WHAT THIS TASK INVOLVES>
Skip every image and restate the data word for word.

### RAW DATA ###

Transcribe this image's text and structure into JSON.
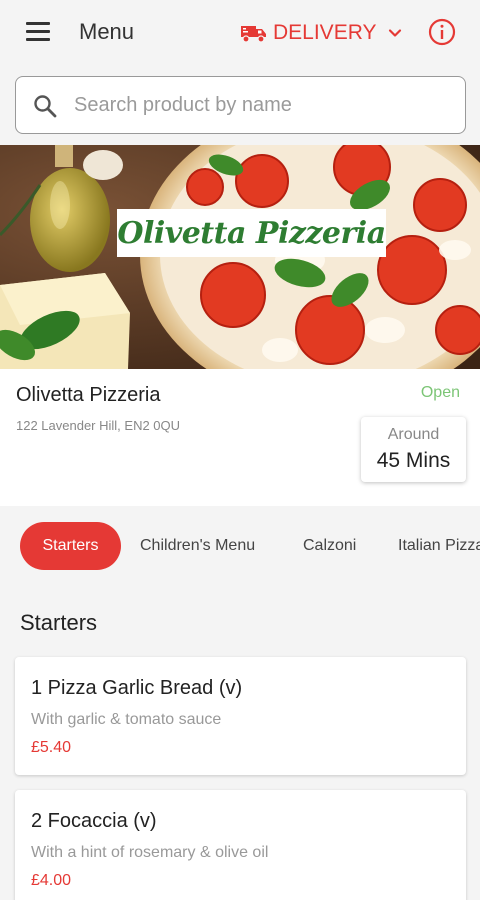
{
  "header": {
    "menu_label": "Menu",
    "delivery_label": "DELIVERY",
    "brand_color": "#e53935",
    "icons": [
      "hamburger-icon",
      "delivery-truck-icon",
      "chevron-down-icon",
      "info-icon"
    ]
  },
  "search": {
    "placeholder": "Search product by name",
    "value": ""
  },
  "hero": {
    "logo_text": "Olivetta Pizzeria"
  },
  "restaurant": {
    "name": "Olivetta Pizzeria",
    "address": "122 Lavender Hill, EN2 0QU",
    "status": "Open",
    "eta_label": "Around",
    "eta_value": "45  Mins"
  },
  "categories": [
    {
      "label": "Starters",
      "active": true
    },
    {
      "label": "Children's Menu",
      "active": false
    },
    {
      "label": "Calzoni",
      "active": false
    },
    {
      "label": "Italian Pizza",
      "active": false
    }
  ],
  "section": {
    "title": "Starters"
  },
  "products": [
    {
      "name": "1 Pizza Garlic Bread (v)",
      "description": "With garlic & tomato sauce",
      "price": "£5.40"
    },
    {
      "name": "2 Focaccia (v)",
      "description": "With a hint of rosemary & olive oil",
      "price": "£4.00"
    }
  ]
}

###

SOLUTION FOR THIS EXERCISE>
Transcribe this image's text and structure into JSON.
{
  "header": {
    "menu_label": "Menu",
    "delivery_label": "DELIVERY",
    "brand_color": "#e53935",
    "icons": [
      "hamburger-icon",
      "delivery-truck-icon",
      "chevron-down-icon",
      "info-icon"
    ]
  },
  "search": {
    "placeholder": "Search product by name",
    "value": ""
  },
  "hero": {
    "logo_text": "Olivetta Pizzeria"
  },
  "restaurant": {
    "name": "Olivetta Pizzeria",
    "address": "122 Lavender Hill, EN2 0QU",
    "status": "Open",
    "eta_label": "Around",
    "eta_value": "45  Mins"
  },
  "categories": [
    {
      "label": "Starters",
      "active": true
    },
    {
      "label": "Children's Menu",
      "active": false
    },
    {
      "label": "Calzoni",
      "active": false
    },
    {
      "label": "Italian Pizza",
      "active": false
    }
  ],
  "section": {
    "title": "Starters"
  },
  "products": [
    {
      "name": "1 Pizza Garlic Bread (v)",
      "description": "With garlic & tomato sauce",
      "price": "£5.40"
    },
    {
      "name": "2 Focaccia (v)",
      "description": "With a hint of rosemary & olive oil",
      "price": "£4.00"
    }
  ]
}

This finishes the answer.